Page excerpt>
====
Kevin Burns

Personal information
- Full name: Kevin James Burns
- Born: 7 July 1960 Invercargill, New Zealand
- Died: 20 May 2024 (aged 63) Queenstown, New Zealand
- Batting: Left-handed
- Bowling: Right-arm medium
- Role: Batsman

Domestic team information
- 1977/78–1991/92: Southland
- 1980/81–1991/92: Otago

Career statistics
| Competition | First-class | List A |
| Matches | 58 | 31 |
| Runs scored | 2,729 | 497 |
| Batting average | 29.03 | 18.40 |
| 100s/50s | 3/16 | 0/3 |
| Top score | 136 | 54* |
| Catches/stumpings | 30/– | 5/– |
- Source: ESPNcricinfo, 24 May 2024

= Kevin Burns (cricketer) =

New Zealand cricketer (1960–2024)

Kevin James Burns (7 July 1960 – 20 May 2024) was a New Zealand cricketer. He played 58 first-class and 31 List A matches, all but one of them for Otago, between the 1980–81 and 1991–92 seasons.

Burns was born at Invercargill in 1960. He played for Southland in a December 1977 Hawke Cup match against Central Otago at Balclutha, and went on to play a total of 28 Hawke Cup matches for the team, with his final appearance in 1992. He captained Southland when they held the Hawke Cup between 1989 and 1992. He played for Otago age-group teams before making his representative debut for the senior Otago team in December 1980 against Wellington at Molyneux Park in Alexandra.
====
Provided material>
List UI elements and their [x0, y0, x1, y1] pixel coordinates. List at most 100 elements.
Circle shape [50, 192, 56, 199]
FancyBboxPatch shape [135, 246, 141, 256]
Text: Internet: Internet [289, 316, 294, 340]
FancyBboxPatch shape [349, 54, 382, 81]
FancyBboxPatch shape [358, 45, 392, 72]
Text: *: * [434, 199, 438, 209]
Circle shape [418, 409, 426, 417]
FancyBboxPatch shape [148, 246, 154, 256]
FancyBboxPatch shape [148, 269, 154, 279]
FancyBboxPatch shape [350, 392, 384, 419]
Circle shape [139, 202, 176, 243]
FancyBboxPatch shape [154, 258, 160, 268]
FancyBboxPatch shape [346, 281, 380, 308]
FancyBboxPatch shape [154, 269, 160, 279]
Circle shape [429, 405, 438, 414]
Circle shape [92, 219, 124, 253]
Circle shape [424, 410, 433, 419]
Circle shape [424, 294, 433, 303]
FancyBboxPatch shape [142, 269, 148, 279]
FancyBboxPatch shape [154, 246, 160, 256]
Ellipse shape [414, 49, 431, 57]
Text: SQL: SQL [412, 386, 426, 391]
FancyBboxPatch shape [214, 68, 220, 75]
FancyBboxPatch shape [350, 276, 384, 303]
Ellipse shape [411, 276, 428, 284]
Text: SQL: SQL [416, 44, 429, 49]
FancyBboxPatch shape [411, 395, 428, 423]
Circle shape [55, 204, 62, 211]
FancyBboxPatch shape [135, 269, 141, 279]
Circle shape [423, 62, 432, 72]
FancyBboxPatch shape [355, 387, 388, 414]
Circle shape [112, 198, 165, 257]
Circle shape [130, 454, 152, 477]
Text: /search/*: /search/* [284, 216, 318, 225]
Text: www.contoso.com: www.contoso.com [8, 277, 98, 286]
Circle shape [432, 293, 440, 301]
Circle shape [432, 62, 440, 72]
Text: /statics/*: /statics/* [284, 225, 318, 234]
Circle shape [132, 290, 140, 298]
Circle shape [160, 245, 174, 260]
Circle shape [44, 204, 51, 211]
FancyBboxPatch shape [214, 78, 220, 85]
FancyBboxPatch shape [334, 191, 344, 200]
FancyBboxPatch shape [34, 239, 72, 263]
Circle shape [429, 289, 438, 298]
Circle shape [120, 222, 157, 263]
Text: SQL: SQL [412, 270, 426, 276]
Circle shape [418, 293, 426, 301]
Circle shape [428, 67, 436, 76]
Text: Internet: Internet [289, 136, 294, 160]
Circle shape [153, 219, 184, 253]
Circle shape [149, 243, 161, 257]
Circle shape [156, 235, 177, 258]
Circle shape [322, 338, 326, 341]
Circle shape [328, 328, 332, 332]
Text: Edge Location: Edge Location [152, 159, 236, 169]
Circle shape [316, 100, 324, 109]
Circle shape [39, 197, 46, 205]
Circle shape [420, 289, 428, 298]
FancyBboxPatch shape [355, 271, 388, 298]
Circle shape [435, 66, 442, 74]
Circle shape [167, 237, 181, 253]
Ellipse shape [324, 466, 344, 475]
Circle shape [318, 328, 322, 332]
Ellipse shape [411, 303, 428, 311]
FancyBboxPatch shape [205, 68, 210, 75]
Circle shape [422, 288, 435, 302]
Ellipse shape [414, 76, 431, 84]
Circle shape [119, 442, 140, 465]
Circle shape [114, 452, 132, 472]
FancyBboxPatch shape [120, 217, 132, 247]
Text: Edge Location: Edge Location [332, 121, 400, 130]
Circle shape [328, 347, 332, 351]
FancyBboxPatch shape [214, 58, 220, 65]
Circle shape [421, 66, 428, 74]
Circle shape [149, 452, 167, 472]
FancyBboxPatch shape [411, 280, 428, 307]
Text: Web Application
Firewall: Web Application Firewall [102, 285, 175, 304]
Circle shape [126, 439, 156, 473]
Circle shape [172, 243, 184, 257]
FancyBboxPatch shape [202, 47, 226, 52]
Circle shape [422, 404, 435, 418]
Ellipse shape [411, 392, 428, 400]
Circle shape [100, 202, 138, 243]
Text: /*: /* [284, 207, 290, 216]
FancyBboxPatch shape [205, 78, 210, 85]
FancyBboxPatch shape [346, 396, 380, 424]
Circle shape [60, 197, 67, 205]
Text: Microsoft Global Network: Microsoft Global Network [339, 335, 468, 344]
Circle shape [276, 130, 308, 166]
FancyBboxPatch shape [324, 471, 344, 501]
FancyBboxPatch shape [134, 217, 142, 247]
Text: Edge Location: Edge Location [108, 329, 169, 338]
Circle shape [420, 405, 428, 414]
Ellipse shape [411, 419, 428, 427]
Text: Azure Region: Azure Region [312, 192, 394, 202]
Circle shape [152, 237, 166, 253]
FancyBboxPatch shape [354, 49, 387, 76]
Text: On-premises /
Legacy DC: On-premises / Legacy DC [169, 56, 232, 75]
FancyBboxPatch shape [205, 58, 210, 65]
====
Tasks to carry out>
(a) Copy the Kevin Burns article word for word, starting at "Kevin James Burns (7" and stopping after "Park in Alexandra.".
(b) Carry on the biography of the cricketer Kevin Burns from the point where it stops.

Written answers>
(a)
Kevin James Burns (7 July 1960 – 20 May 2024) was a New Zealand cricketer. He played 58 first-class and 31 List A matches, all but one of them for Otago, between the 1980–81 and 1991–92 seasons.

Burns was born at Invercargill in 1960. He played for Southland in a December 1977 Hawke Cup match against Central Otago at Balclutha, and went on to play a total of 28 Hawke Cup matches for the team, with his final appearance in 1992. He captained Southland when they held the Hawke Cup between 1989 and 1992. He played for Otago age-group teams before making his representative debut for the senior Otago team in December 1980 against Wellington at Molyneux Park in Alexandra.

(b)
Primarily a batsman, Burns played in a total of 58 first-class matches and scored a total of 2,729 runs at a batting average of 29.03 runs per innings, including three centuries. He set new record partnerships for Otago for the second wicket―putting on 254 runs batting with Ken Rutherford against Wellington in 1987/88―and for the fourth wicket―a partnership of 235 with Richard Hoskin against Northern Districts during the same season. He played one match for a New Zealand XI against the touring England team, opening the batting in a match played between the first and second Test matches of a three match Test series in early 1988, but never played international cricket for New Zealand. He played in 31 List A matches for Otago, scoring 497 runs, and made his final appearance for the provincial team in a January 1992 first-class fixture.

Burns and his wife Lynne had three children. He died of cancer at his home in Queenstown, on 20 May 2024, at the age of 63.